[Stored entries]
_____
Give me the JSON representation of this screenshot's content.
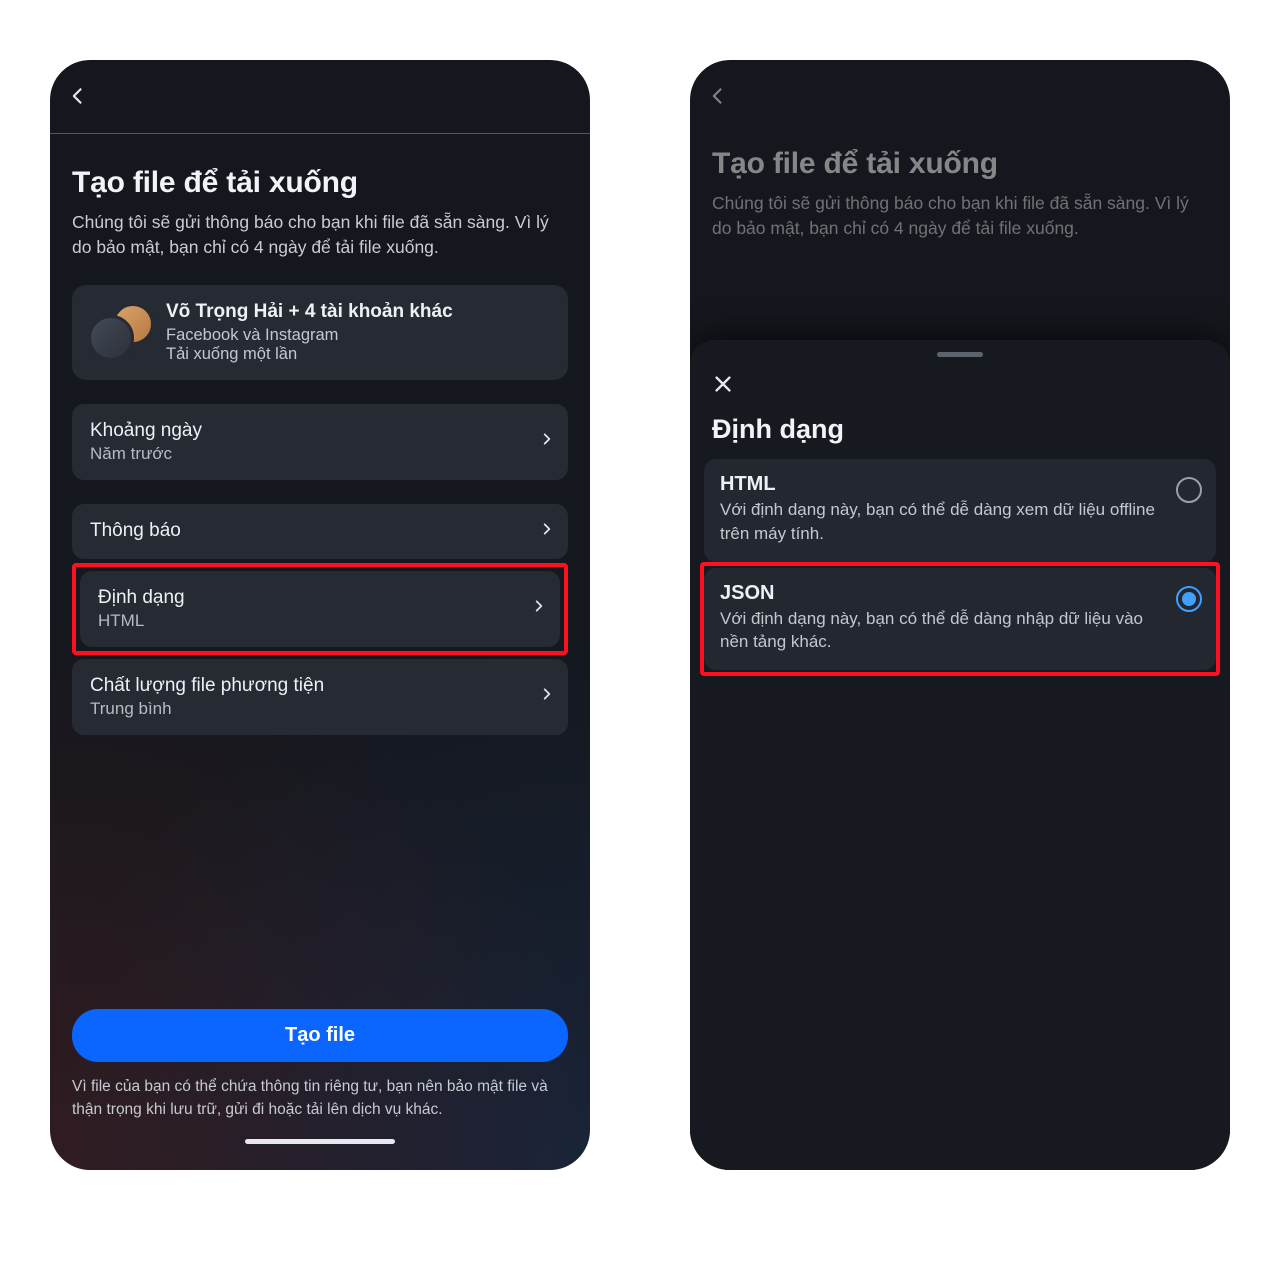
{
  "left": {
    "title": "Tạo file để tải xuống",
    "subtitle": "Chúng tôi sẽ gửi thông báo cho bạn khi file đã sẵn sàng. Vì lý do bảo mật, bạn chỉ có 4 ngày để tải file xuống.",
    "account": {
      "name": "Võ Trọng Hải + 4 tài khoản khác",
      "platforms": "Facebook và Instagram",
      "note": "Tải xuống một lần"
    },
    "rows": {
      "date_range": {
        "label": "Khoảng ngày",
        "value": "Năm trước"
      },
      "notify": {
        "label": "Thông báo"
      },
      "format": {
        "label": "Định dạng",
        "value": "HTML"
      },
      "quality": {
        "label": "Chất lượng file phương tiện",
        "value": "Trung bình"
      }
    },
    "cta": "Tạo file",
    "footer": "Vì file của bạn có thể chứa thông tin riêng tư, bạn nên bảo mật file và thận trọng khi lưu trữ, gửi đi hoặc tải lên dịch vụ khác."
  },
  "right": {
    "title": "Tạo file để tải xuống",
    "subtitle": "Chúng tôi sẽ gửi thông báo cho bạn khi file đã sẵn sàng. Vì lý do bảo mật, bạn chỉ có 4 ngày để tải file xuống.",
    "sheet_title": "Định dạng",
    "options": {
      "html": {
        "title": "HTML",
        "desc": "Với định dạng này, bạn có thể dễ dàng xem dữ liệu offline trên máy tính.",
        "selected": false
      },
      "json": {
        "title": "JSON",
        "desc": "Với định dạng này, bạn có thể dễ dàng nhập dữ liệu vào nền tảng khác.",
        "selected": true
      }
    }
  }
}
_____
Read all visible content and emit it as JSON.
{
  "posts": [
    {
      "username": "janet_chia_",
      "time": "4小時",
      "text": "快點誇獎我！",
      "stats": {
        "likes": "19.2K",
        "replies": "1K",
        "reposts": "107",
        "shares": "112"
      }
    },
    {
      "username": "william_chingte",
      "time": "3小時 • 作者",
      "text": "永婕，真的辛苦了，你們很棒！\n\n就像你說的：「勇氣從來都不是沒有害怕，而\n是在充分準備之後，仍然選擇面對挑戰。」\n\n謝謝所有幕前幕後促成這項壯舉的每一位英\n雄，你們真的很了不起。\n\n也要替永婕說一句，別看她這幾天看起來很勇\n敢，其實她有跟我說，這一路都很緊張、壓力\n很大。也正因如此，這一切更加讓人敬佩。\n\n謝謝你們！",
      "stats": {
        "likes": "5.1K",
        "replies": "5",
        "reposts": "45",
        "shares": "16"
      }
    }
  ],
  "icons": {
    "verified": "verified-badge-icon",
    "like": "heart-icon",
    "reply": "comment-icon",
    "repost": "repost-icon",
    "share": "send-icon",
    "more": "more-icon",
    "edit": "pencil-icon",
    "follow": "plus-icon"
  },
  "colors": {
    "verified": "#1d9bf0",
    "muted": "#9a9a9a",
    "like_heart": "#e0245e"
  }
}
_____
TASK PROMPT:
Write down only the number of lines that contain the string "verified" in the listing.

TASK RESULT:
2